Provided information:
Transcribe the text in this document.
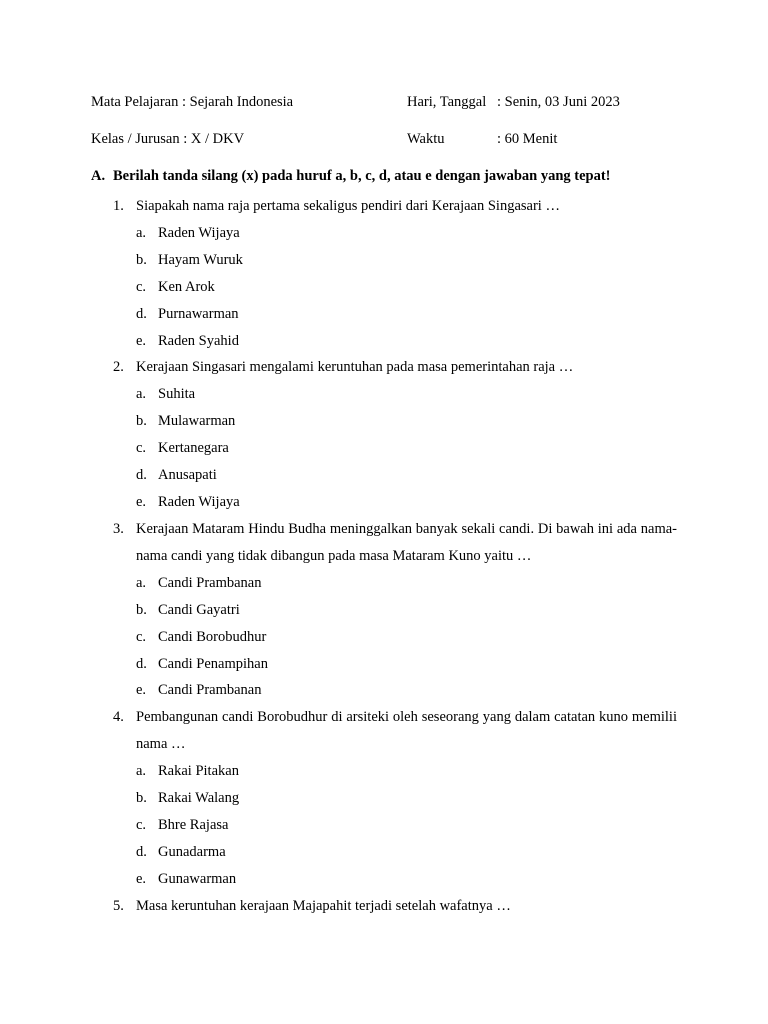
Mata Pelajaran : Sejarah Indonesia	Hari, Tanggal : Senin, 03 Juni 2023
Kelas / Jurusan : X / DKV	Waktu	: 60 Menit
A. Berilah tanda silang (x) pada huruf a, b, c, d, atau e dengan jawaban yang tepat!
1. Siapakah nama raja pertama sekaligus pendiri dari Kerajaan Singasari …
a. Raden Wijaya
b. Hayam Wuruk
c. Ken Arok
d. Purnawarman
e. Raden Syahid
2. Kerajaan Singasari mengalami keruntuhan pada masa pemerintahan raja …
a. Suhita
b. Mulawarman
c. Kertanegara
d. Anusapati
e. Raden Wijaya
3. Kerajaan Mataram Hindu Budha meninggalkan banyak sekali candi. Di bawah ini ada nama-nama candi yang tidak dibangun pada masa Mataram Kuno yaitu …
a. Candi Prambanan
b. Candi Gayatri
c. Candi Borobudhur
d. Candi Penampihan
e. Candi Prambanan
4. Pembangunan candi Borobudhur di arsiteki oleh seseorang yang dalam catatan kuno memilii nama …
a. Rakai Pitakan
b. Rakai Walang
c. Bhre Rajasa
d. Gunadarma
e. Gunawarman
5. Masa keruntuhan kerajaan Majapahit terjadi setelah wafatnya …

Written task:
Count the lines that include the word "Borobudhur" and state the result as a bare number.

Exercise output:
2